Kaynak metin:

Amazon Terimleri ise şöyledir;

1. Amazon retail arbitrage: Arama motoru veya SEO dediğimizde Google’ı düşündüğümüz gibi retail arbitrage dendiğinde de ilk akla gelen platform Amazon’dur.

Retail arbitrage, Amazon’da en çok tercih edilen kazanç sağlama yollarından biridir. Amazon’un büyüklüğü nedeniyle kendi dinamiklerini oluşturmuştur diyebiliriz.

2. BuyBox: Bir satış gerçekleştiğinde, ürünün Amazon’da aynı ürünü satan satıcıların hangisinin stoğundan çıkacağını belirleyen sistemdir. Ürün fiyatı, mağazanın geçmiş başarısı gibi ölçütleri vardır.

3. Private Label (PL): Kendinize ait markanızı ve ürününüzü oluşturarak Amazon’da satmanızdır.

4. Fulfillment by Amazon (FBA): Bir diğer Amazon’dan kazanç sağlama yoludur. Amazon ürünlerinizi alır, belli bir komisyon karşılığında depolar, elleçler, her siparişte kargolamasını yapar ve gerekirse satış sonrası desteği verir. Private Label’lar çoğu zaman FBA ile satılır.

Yakın zamanda Hepsiburada da benzer bir fulfilment yöntemi geliştirmiştir.

5. Fulfillment by Merchant (FBM): Ürün stoklama ve gönderimini Amazon’un değil satıcının yapmasıdır. BuyBox avantajı FBA’ya göre oldukça düşüktür. Bunun yanında FBA ile kıyaslandığında, bazı ürünler için Amazon deposunu kullanmaktan daha kârlı olabilir.

6. Dropshipping: Stoksuz satış yöntemidir. Retail arbitrage ve FBA’ya alternatif olsa da ürün bulma ve gönderme riskleri onlara göre çok daha büyüktür.

Listelenen kayıtlar:
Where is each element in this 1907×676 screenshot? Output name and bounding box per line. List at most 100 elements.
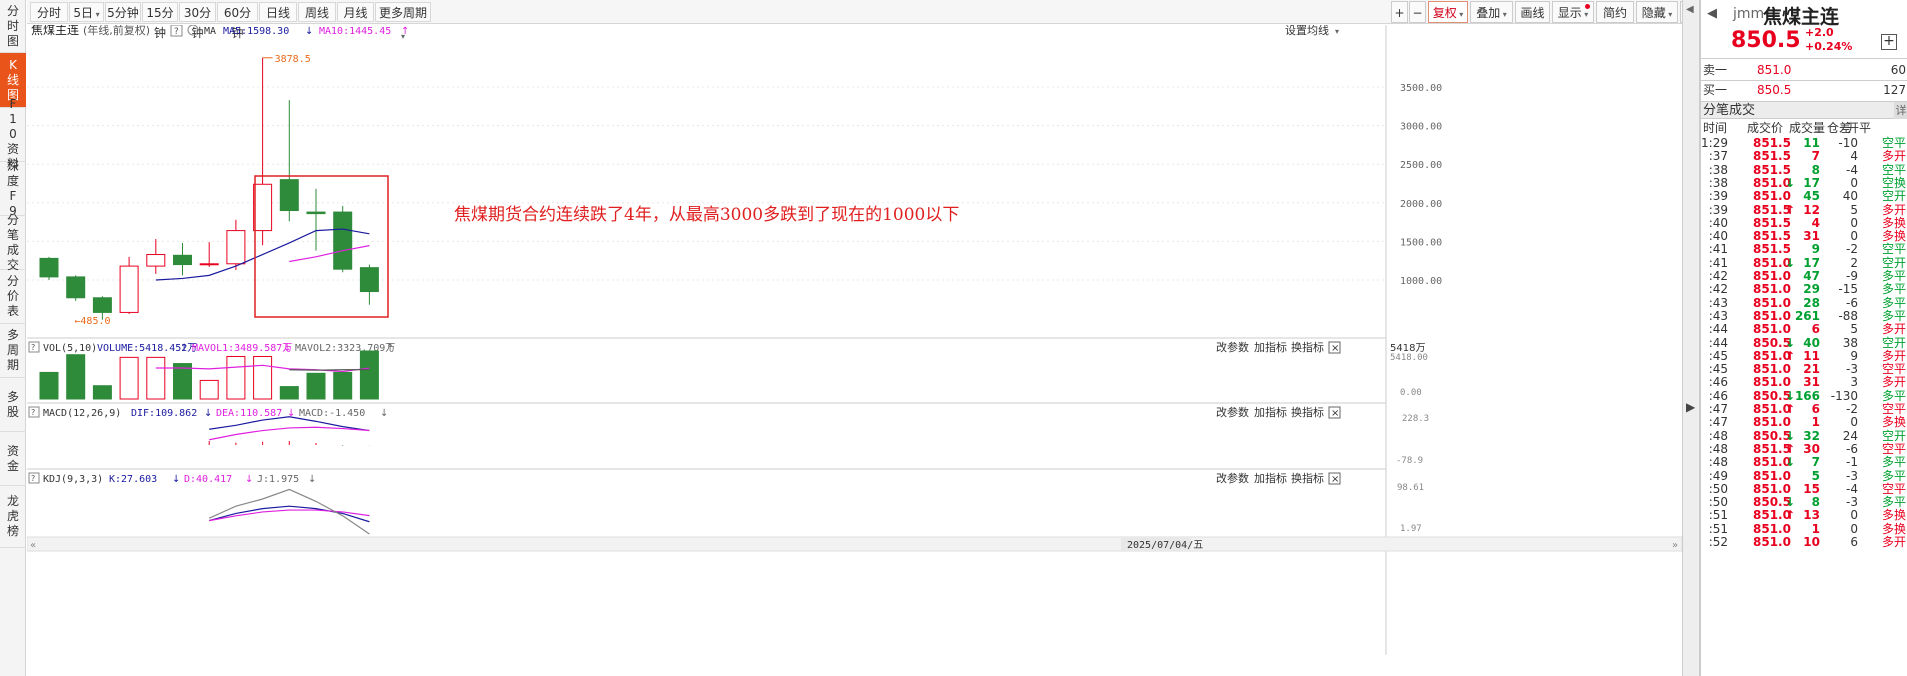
sidebar-item-6[interactable]: 多周期: [0, 324, 26, 378]
tick-time: :51: [1708, 508, 1728, 523]
zoom-out-button[interactable]: −: [1409, 1, 1426, 23]
add-indicator-button[interactable]: 加指标: [1254, 471, 1287, 485]
hide-button[interactable]: 隐藏 ▾: [1636, 1, 1678, 23]
period-tab-2[interactable]: 5分钟: [105, 2, 141, 22]
tick-time: :47: [1708, 402, 1728, 416]
period-tab-6[interactable]: 日线: [259, 2, 297, 22]
period-tab-9[interactable]: 更多周期 ▾: [375, 2, 431, 41]
sidebar-item-9[interactable]: 龙虎榜: [0, 486, 26, 548]
macd-axis-bottom: -78.9: [1396, 456, 1423, 466]
price-axis-tick: 1500.00: [1400, 237, 1442, 248]
chevron-down-icon: ▾: [1456, 10, 1464, 19]
candle[interactable]: [279, 100, 299, 222]
switch-indicator-button[interactable]: 换指标: [1291, 340, 1324, 354]
ma-settings-button[interactable]: 设置均线: [1285, 25, 1329, 37]
tick-volume: 13: [1803, 508, 1820, 523]
zoom-in-button[interactable]: +: [1391, 1, 1408, 23]
tick-time: :43: [1708, 308, 1728, 323]
period-tab-1[interactable]: 5日 ▾: [69, 2, 104, 22]
sidebar-item-3[interactable]: 深度F9: [0, 159, 26, 218]
volume-bar: [173, 363, 192, 400]
period-tab-8[interactable]: 月线: [337, 2, 374, 22]
display-button[interactable]: 显示 ▾: [1552, 1, 1594, 23]
fuquan-button[interactable]: 复权 ▾: [1428, 1, 1468, 23]
collapse-right-icon[interactable]: ▶: [1686, 400, 1695, 414]
change-params-button[interactable]: 改参数: [1216, 405, 1249, 419]
candle[interactable]: [359, 264, 379, 305]
tick-price: 851.0: [1753, 362, 1791, 377]
kline-chart[interactable]: 3500.00 3000.00 2500.00 2000.00 1500.00 1000.…: [27, 25, 1682, 676]
candle[interactable]: [173, 242, 192, 276]
close-icon-label: ×: [1331, 408, 1339, 419]
candle[interactable]: [39, 256, 59, 280]
candle[interactable]: [333, 205, 353, 273]
tick-type: 空平: [1881, 481, 1906, 496]
sidebar-item-0[interactable]: 分时图: [0, 0, 26, 53]
simple-mode-button[interactable]: 简约: [1596, 1, 1634, 23]
zoom-in-button-label: +: [1394, 6, 1405, 20]
draw-line-button[interactable]: 画线: [1515, 1, 1550, 23]
tick-volume: 31: [1803, 375, 1820, 390]
sell-label: 卖一: [1703, 63, 1728, 77]
candle[interactable]: [226, 219, 246, 270]
tick-type: 多平: [1881, 495, 1906, 510]
tick-type: 空平: [1881, 242, 1906, 257]
macd-dif: DIF:109.862: [131, 408, 197, 419]
tick-oi-change: 3: [1850, 375, 1858, 390]
period-tab-7[interactable]: 周线: [298, 2, 336, 22]
collapse-left-icon[interactable]: ◀: [1686, 4, 1694, 15]
candle[interactable]: [146, 239, 166, 274]
candle[interactable]: [119, 256, 139, 314]
tick-volume: 10: [1803, 535, 1820, 549]
period-tab-5[interactable]: 60分钟: [217, 2, 258, 40]
vol-axis-mid: 5418.00: [1390, 353, 1428, 363]
sidebar-item-5[interactable]: 分价表: [0, 270, 26, 324]
panel-divider[interactable]: ◀ ▶: [1682, 0, 1700, 676]
tick-volume: 1: [1811, 521, 1820, 536]
up-arrow-icon: ↑: [1785, 202, 1796, 217]
tick-oi-change: -4: [1846, 481, 1858, 496]
add-indicator-button[interactable]: 加指标: [1254, 340, 1287, 354]
candle[interactable]: [199, 242, 219, 267]
switch-indicator-button[interactable]: 换指标: [1291, 405, 1324, 419]
tick-volume: 40: [1803, 335, 1820, 350]
volume-bar: [359, 350, 379, 400]
scroll-right-icon[interactable]: »: [1672, 540, 1678, 551]
down-arrow-icon: ↓: [1785, 388, 1796, 403]
tick-volume: 15: [1803, 481, 1820, 496]
tick-volume: 31: [1803, 229, 1820, 244]
tick-volume: 17: [1803, 255, 1820, 270]
tick-volume: 17: [1803, 175, 1820, 190]
tick-price: 851.0: [1753, 282, 1791, 297]
add-indicator-button[interactable]: 加指标: [1254, 405, 1287, 419]
tick-oi-change: 2: [1850, 255, 1858, 270]
gear-icon[interactable]: [187, 25, 199, 36]
time-scrollbar[interactable]: [27, 536, 1682, 552]
ticks-detail-button[interactable]: 详: [1894, 102, 1907, 119]
period-tab-0[interactable]: 分时: [30, 2, 68, 22]
period-tab-3[interactable]: 15分钟: [142, 2, 178, 40]
change-params-button[interactable]: 改参数: [1216, 471, 1249, 485]
ticks-list: 11:29851.511-10空平:37851.574多开:38851.58-4…: [1701, 136, 1907, 676]
tick-price: 851.5: [1753, 136, 1791, 150]
tick-row: :38 851.0 ↓ 17 0 空换: [1701, 176, 1907, 190]
period-tab-4[interactable]: 30分钟: [179, 2, 216, 40]
prev-stock-icon[interactable]: ◀: [1707, 6, 1717, 21]
switch-indicator-button[interactable]: 换指标: [1291, 471, 1324, 485]
candle[interactable]: [253, 57, 273, 246]
tick-time: :47: [1708, 415, 1728, 430]
ticks-col-header: 开平: [1847, 121, 1872, 135]
add-watchlist-button[interactable]: +: [1881, 34, 1897, 50]
sidebar-item-2[interactable]: F10资料: [0, 97, 26, 171]
hide-button-label: 隐藏: [1641, 6, 1666, 20]
candle[interactable]: [66, 275, 86, 301]
sidebar-item-4[interactable]: 分笔成交: [0, 213, 26, 272]
scroll-left-icon[interactable]: «: [30, 540, 36, 551]
change-params-button[interactable]: 改参数: [1216, 340, 1249, 354]
sidebar-item-8[interactable]: 资金: [0, 432, 26, 486]
overlay-button[interactable]: 叠加 ▾: [1470, 1, 1513, 23]
sidebar-item-7[interactable]: 多股: [0, 378, 26, 432]
tick-time: 11:29: [1701, 136, 1728, 150]
tick-price: 851.0: [1753, 269, 1791, 283]
tick-type: 空平: [1881, 162, 1906, 177]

Kısa görev A:
Amazon terimlerini anlatan metne göre Private Label'lar çoğu zaman hangi yöntemle satılır?
Kısa görev B:
Amazon terimlerini anlatan metinde "4. Fulfillment by" sözcüklerinden "fulfilment yöntemi geliştirmiştir." sözcüklerine kadar uzanan bölümü, "komisyon" yerine "ücret" koyarak yeniden yazın.
Kısa görev C:
Amazon terimlerini anlatan metni kaldığı yerden devam ettirin.

Beklenen yanıt A:
Çoğu zaman FBA (Fulfillment by Amazon) ile satılır.

Beklenen yanıt B:
4. Fulfillment by Amazon (FBA): Bir diğer Amazon’dan kazanç sağlama yoludur. Amazon ürünlerinizi alır, belli bir ücret karşılığında depolar, elleçler, her siparişte kargolamasını yapar ve gerekirse satış sonrası desteği verir. Private Label’lar çoğu zaman FBA ile satılır.

Yakın zamanda Hepsiburada da benzer bir fulfilment yöntemi geliştirmiştir.

Beklenen yanıt C:
Retail Arbitraj, Online Arbitraj ve Arbitrajın Farkı

E-ticaret dilinde hepsi aynı anlamda kullanılmaya başlanmıştır.

Yukarıdaki tanımlarda da belirtmiştik ancak şöyle yineleyelim:

Arbitraj, ürün ve evrakların farklı pazarlardaki fiyat farkından yararlanarak kazanç sağlamak; online arbitrage, ürünün Amazon, Hepsiburada gibi bir pazardan alınıp farklı bir online pazaryerinde üzerine kâr ekleyerek satılmasıdır. Retail arbitrage ise, Amazon’un da etkisiyle; hem günümüzde en çok uygulandığı alan o olduğu için online arbitrajın yerine kullanılır, hem de perakende mağaza/toptancı/tedarikçiden alınan ürünlerin daha yüksek fiyatla farklı bir pazarda satılmasıdır.

Neden fiyat farkı vardır?

Aynı ülke için ve ülkelerarası kısaca bakalım:

* Fiyatlar pazarın kendi iç dinamiğiyle belirlenir. Bir ülkede aynı ürünü satan farklı satıcılar kendi beklentileri ve rekabet koşullarına göre fiyatları değiştirir.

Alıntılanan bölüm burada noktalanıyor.